Stored data
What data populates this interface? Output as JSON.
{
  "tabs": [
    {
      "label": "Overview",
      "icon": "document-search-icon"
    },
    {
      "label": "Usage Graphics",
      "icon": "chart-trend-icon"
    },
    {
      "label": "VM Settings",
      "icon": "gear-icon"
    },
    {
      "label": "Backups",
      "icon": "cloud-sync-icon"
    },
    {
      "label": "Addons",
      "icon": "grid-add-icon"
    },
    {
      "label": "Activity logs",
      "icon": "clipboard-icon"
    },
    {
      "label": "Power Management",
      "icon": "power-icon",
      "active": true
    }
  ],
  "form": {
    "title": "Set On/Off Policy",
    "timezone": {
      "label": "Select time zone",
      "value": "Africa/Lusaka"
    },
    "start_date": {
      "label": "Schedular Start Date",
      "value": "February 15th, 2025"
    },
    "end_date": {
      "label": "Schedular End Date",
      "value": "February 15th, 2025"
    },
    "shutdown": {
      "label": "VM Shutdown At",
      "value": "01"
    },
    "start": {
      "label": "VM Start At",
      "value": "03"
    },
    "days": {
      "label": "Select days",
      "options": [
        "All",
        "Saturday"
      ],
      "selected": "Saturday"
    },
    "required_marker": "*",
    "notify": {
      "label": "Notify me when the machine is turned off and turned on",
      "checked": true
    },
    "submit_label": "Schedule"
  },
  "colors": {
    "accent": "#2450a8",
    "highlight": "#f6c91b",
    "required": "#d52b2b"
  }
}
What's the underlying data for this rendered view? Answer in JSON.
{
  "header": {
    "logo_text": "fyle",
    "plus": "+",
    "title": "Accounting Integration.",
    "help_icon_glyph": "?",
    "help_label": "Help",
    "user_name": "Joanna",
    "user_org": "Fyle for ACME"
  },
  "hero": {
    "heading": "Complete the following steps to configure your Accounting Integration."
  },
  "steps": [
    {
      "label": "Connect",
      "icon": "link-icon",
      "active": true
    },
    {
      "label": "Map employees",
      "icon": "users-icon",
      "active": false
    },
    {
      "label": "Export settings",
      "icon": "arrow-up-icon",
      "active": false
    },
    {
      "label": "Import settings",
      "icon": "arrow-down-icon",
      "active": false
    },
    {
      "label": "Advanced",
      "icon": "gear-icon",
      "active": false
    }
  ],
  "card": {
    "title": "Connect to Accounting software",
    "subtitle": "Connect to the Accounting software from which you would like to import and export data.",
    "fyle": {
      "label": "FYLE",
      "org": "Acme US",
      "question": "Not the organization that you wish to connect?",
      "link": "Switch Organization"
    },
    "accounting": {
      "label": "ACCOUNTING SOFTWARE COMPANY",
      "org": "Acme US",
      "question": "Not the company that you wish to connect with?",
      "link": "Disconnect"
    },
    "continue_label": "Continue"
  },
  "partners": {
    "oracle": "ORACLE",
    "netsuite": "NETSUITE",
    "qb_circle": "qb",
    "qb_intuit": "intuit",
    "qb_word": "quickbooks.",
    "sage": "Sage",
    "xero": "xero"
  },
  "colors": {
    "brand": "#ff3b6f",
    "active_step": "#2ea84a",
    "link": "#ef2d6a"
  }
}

#### [What is being asked]
Print the whole listing exactly as it is.

#### [Exercise solution]
What data populates this interface? Output as JSON.
{
  "tabs": [
    {
      "label": "Overview",
      "icon": "document-search-icon"
    },
    {
      "label": "Usage Graphics",
      "icon": "chart-trend-icon"
    },
    {
      "label": "VM Settings",
      "icon": "gear-icon"
    },
    {
      "label": "Backups",
      "icon": "cloud-sync-icon"
    },
    {
      "label": "Addons",
      "icon": "grid-add-icon"
    },
    {
      "label": "Activity logs",
      "icon": "clipboard-icon"
    },
    {
      "label": "Power Management",
      "icon": "power-icon",
      "active": true
    }
  ],
  "form": {
    "title": "Set On/Off Policy",
    "timezone": {
      "label": "Select time zone",
      "value": "Africa/Lusaka"
    },
    "start_date": {
      "label": "Schedular Start Date",
      "value": "February 15th, 2025"
    },
    "end_date": {
      "label": "Schedular End Date",
      "value": "February 15th, 2025"
    },
    "shutdown": {
      "label": "VM Shutdown At",
      "value": "01"
    },
    "start": {
      "label": "VM Start At",
      "value": "03"
    },
    "days": {
      "label": "Select days",
      "options": [
        "All",
        "Saturday"
      ],
      "selected": "Saturday"
    },
    "required_marker": "*",
    "notify": {
      "label": "Notify me when the machine is turned off and turned on",
      "checked": true
    },
    "submit_label": "Schedule"
  },
  "colors": {
    "accent": "#2450a8",
    "highlight": "#f6c91b",
    "required": "#d52b2b"
  }
}
What's the underlying data for this rendered view? Answer in JSON.
{
  "header": {
    "logo_text": "fyle",
    "plus": "+",
    "title": "Accounting Integration.",
    "help_icon_glyph": "?",
    "help_label": "Help",
    "user_name": "Joanna",
    "user_org": "Fyle for ACME"
  },
  "hero": {
    "heading": "Complete the following steps to configure your Accounting Integration."
  },
  "steps": [
    {
      "label": "Connect",
      "icon": "link-icon",
      "active": true
    },
    {
      "label": "Map employees",
      "icon": "users-icon",
      "active": false
    },
    {
      "label": "Export settings",
      "icon": "arrow-up-icon",
      "active": false
    },
    {
      "label": "Import settings",
      "icon": "arrow-down-icon",
      "active": false
    },
    {
      "label": "Advanced",
      "icon": "gear-icon",
      "active": false
    }
  ],
  "card": {
    "title": "Connect to Accounting software",
    "subtitle": "Connect to the Accounting software from which you would like to import and export data.",
    "fyle": {
      "label": "FYLE",
      "org": "Acme US",
      "question": "Not the organization that you wish to connect?",
      "link": "Switch Organization"
    },
    "accounting": {
      "label": "ACCOUNTING SOFTWARE COMPANY",
      "org": "Acme US",
      "question": "Not the company that you wish to connect with?",
      "link": "Disconnect"
    },
    "continue_label": "Continue"
  },
  "partners": {
    "oracle": "ORACLE",
    "netsuite": "NETSUITE",
    "qb_circle": "qb",
    "qb_intuit": "intuit",
    "qb_word": "quickbooks.",
    "sage": "Sage",
    "xero": "xero"
  },
  "colors": {
    "brand": "#ff3b6f",
    "active_step": "#2ea84a",
    "link": "#ef2d6a"
  }
}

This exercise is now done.